# [Task goal]
Show all lines holding "circulated".

==== Material supplied

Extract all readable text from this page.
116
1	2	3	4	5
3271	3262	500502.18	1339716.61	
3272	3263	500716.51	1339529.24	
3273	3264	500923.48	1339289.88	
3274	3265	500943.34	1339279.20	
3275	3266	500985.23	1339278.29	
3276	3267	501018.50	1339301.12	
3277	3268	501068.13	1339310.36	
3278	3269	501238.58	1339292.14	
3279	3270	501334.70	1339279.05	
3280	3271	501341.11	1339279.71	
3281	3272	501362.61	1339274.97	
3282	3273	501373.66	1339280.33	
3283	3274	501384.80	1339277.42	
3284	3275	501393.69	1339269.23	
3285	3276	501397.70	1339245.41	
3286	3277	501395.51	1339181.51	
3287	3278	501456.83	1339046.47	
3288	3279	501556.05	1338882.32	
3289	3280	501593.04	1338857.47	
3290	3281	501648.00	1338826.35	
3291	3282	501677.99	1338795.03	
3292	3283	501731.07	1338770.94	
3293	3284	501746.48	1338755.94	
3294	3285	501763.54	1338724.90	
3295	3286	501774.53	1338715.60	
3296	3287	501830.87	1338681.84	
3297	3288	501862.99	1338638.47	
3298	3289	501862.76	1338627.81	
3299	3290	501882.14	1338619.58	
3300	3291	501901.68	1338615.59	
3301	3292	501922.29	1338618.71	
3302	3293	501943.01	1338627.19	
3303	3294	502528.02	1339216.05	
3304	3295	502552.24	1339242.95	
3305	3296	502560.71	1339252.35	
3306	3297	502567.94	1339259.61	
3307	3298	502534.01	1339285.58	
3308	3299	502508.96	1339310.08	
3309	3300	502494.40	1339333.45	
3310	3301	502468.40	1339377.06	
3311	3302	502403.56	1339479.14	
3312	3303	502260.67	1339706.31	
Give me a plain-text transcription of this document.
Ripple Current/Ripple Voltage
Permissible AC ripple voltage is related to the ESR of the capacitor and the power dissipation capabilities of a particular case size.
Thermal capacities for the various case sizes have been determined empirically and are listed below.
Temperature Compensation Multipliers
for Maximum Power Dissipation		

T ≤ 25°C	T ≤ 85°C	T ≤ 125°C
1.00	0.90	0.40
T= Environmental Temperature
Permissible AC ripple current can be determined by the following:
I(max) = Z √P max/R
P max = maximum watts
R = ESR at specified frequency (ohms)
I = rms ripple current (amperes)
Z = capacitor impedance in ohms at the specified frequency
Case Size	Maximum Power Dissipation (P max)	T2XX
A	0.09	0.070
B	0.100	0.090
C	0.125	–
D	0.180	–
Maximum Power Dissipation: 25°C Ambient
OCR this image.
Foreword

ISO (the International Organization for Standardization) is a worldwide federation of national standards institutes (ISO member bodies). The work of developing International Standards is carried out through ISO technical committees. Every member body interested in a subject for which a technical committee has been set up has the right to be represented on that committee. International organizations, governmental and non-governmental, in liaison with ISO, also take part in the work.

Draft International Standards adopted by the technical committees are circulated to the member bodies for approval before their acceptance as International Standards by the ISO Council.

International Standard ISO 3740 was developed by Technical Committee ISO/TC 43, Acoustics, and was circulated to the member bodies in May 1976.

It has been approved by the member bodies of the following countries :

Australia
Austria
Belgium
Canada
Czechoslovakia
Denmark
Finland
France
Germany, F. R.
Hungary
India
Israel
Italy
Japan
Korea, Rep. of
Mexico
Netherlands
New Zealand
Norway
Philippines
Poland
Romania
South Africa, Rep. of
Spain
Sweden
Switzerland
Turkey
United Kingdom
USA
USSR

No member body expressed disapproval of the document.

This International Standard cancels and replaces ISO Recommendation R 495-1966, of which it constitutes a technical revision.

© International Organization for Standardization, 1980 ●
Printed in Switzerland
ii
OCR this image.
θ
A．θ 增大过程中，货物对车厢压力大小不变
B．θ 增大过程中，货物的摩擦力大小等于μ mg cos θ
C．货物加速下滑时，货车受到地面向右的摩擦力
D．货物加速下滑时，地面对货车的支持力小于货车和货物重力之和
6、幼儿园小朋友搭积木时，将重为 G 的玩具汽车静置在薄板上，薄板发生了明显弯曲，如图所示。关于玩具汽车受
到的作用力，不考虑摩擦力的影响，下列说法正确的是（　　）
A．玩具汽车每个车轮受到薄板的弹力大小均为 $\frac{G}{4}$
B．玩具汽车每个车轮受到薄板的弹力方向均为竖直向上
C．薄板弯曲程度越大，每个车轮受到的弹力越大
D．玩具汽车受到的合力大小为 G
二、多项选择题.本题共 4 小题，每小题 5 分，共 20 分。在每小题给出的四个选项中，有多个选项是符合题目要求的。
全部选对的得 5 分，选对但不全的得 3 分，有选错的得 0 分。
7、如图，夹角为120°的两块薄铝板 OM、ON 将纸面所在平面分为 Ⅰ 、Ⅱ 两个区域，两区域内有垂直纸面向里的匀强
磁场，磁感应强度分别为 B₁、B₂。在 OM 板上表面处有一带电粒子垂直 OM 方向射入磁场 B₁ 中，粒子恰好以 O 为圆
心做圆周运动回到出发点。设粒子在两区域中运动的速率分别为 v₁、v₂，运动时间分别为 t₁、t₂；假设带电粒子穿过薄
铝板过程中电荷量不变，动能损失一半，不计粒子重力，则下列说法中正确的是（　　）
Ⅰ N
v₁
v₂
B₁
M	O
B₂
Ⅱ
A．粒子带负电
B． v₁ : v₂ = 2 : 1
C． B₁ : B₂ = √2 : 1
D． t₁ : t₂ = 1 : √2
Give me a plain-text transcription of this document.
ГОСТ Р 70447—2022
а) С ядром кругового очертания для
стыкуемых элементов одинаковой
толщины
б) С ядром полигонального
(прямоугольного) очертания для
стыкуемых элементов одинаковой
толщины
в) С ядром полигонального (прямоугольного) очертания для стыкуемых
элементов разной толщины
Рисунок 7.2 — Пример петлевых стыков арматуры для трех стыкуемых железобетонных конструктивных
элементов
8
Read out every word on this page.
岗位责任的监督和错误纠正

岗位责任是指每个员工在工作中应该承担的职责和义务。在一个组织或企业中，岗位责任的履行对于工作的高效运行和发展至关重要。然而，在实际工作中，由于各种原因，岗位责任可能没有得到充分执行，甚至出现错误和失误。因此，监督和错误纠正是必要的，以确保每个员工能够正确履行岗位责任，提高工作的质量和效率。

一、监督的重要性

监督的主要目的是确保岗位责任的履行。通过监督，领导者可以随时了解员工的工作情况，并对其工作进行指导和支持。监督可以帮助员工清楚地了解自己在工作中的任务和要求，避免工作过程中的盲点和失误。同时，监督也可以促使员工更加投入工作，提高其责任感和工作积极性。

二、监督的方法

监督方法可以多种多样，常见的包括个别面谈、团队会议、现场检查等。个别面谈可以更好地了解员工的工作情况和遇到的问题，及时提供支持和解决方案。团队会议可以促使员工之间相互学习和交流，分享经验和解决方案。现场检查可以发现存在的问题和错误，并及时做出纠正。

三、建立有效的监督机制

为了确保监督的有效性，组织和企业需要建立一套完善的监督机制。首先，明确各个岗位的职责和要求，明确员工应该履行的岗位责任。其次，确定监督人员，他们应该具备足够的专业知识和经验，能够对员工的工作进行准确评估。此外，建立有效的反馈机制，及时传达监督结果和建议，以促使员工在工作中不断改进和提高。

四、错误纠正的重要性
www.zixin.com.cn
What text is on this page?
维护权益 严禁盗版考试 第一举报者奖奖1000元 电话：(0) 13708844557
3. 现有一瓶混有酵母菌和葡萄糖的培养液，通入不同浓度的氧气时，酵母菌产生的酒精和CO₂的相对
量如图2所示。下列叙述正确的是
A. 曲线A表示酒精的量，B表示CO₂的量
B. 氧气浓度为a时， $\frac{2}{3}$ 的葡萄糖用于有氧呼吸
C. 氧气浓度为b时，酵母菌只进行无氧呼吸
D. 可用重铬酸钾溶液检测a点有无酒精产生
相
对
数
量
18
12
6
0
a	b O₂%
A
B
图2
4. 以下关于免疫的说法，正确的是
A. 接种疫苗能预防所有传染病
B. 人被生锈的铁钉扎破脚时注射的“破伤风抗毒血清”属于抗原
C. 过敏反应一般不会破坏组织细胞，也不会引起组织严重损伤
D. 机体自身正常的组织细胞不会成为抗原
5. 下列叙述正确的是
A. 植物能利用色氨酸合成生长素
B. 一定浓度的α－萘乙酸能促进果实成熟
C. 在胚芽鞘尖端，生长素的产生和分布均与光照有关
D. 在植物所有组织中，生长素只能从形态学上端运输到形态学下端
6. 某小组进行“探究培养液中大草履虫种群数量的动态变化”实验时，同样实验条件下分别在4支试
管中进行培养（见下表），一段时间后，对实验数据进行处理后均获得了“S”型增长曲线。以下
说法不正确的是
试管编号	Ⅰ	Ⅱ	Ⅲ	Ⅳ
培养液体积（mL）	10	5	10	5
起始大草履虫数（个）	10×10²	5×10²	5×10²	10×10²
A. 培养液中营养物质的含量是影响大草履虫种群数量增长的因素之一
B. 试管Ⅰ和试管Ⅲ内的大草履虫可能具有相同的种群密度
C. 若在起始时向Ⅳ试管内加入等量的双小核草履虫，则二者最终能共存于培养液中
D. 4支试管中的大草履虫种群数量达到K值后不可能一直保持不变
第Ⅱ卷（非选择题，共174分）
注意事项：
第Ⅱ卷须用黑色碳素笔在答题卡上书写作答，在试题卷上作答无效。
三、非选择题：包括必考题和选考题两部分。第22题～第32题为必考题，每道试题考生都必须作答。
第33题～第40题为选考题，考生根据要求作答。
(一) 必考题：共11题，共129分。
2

========

# [Written response]
Draft International Standards adopted by the technical committees are circulated to the member bodies for approval before their acceptance as International Standards by the ISO Council.
International Standard ISO 3740 was developed by Technical Committee ISO/TC 43, Acoustics, and was circulated to the member bodies in May 1976.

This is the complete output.